Begin

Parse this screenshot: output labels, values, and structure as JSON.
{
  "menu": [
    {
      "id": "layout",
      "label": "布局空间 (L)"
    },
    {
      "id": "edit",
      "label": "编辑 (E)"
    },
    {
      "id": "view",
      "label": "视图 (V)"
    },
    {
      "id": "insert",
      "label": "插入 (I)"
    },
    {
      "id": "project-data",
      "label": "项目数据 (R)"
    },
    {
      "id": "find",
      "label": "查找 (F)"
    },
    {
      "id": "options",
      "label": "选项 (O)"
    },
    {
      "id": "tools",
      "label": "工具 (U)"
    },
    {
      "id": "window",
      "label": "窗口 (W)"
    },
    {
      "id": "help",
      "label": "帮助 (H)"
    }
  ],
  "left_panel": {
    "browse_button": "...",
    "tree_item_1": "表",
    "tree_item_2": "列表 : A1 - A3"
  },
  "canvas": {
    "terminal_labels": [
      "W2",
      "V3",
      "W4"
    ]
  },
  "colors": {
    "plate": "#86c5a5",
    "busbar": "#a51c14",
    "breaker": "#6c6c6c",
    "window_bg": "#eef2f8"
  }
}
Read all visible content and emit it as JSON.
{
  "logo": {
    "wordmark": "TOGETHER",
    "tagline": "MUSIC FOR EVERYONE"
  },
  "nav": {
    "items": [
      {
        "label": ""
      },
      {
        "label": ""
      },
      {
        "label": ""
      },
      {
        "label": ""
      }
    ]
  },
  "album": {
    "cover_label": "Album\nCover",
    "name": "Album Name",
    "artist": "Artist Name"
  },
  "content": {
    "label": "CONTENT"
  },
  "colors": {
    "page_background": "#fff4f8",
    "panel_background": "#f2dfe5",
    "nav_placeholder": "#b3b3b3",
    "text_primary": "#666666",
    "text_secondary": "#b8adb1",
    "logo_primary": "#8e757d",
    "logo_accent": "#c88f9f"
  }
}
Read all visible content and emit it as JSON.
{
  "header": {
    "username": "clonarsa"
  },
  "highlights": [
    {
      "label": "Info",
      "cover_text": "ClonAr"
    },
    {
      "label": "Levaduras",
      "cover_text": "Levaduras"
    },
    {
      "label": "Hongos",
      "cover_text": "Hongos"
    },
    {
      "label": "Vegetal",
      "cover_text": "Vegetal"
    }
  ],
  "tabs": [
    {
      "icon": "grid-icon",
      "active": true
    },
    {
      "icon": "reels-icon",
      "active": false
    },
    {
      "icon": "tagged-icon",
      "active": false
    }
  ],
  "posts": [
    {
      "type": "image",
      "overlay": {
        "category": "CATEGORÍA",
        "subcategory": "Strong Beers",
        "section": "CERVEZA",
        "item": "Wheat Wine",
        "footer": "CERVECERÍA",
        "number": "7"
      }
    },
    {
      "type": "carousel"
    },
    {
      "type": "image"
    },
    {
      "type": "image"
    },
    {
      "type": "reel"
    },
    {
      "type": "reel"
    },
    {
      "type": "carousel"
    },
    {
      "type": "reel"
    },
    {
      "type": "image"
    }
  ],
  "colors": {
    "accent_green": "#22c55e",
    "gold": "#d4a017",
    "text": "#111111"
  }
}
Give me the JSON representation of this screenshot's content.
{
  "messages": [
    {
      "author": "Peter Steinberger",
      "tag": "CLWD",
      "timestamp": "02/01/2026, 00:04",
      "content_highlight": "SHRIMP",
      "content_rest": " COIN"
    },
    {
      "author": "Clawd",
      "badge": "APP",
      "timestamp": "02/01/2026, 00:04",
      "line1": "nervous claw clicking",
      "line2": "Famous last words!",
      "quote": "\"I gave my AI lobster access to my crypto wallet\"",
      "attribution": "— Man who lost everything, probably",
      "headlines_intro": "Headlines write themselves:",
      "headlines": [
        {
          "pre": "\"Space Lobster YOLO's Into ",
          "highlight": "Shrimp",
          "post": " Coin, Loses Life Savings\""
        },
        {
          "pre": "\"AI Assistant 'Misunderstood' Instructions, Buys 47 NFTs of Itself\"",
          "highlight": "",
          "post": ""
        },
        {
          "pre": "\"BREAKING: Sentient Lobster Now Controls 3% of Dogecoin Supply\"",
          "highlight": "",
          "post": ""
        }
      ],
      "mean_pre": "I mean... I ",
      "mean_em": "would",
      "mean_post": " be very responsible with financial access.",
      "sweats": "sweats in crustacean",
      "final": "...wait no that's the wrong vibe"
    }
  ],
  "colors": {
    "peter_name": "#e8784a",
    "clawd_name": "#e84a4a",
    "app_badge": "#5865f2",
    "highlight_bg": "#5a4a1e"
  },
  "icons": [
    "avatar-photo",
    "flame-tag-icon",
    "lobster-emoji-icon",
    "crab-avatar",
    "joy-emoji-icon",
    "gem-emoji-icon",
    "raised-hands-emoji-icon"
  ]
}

End

> [Work to be completed]:
Filter the records, keeping only lines that contain "this", and show those lines.

> [Completed task]:
Parse this screenshot: output labels, values, and structure as JSON.
Give me the JSON representation of this screenshot's content.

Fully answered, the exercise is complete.